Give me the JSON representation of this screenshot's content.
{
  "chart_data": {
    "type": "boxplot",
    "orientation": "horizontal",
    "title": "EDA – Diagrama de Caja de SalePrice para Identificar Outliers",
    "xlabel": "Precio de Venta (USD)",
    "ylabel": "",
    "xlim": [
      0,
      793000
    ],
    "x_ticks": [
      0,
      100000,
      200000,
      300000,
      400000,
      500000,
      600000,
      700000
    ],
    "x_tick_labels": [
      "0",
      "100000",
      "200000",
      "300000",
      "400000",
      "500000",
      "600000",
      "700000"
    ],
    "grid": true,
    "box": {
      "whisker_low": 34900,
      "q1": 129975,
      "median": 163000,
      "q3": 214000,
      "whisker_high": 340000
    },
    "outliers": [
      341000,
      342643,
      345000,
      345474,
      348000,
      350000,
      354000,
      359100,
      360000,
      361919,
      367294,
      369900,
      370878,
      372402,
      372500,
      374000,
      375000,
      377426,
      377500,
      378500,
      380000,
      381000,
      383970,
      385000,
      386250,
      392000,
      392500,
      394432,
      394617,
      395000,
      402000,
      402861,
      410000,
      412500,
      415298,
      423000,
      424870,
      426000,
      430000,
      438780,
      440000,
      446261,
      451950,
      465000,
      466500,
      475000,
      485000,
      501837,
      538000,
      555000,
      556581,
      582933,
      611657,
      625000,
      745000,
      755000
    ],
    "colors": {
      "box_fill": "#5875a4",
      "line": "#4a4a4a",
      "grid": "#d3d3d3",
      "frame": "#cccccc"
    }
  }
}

***

_GOAL_: Copy each record from above exactly, and include every line.

_EXPECTED ANSWER_:
Give me the JSON representation of this screenshot's content.
{
  "chart_data": {
    "type": "boxplot",
    "orientation": "horizontal",
    "title": "EDA – Diagrama de Caja de SalePrice para Identificar Outliers",
    "xlabel": "Precio de Venta (USD)",
    "ylabel": "",
    "xlim": [
      0,
      793000
    ],
    "x_ticks": [
      0,
      100000,
      200000,
      300000,
      400000,
      500000,
      600000,
      700000
    ],
    "x_tick_labels": [
      "0",
      "100000",
      "200000",
      "300000",
      "400000",
      "500000",
      "600000",
      "700000"
    ],
    "grid": true,
    "box": {
      "whisker_low": 34900,
      "q1": 129975,
      "median": 163000,
      "q3": 214000,
      "whisker_high": 340000
    },
    "outliers": [
      341000,
      342643,
      345000,
      345474,
      348000,
      350000,
      354000,
      359100,
      360000,
      361919,
      367294,
      369900,
      370878,
      372402,
      372500,
      374000,
      375000,
      377426,
      377500,
      378500,
      380000,
      381000,
      383970,
      385000,
      386250,
      392000,
      392500,
      394432,
      394617,
      395000,
      402000,
      402861,
      410000,
      412500,
      415298,
      423000,
      424870,
      426000,
      430000,
      438780,
      440000,
      446261,
      451950,
      465000,
      466500,
      475000,
      485000,
      501837,
      538000,
      555000,
      556581,
      582933,
      611657,
      625000,
      745000,
      755000
    ],
    "colors": {
      "box_fill": "#5875a4",
      "line": "#4a4a4a",
      "grid": "#d3d3d3",
      "frame": "#cccccc"
    }
  }
}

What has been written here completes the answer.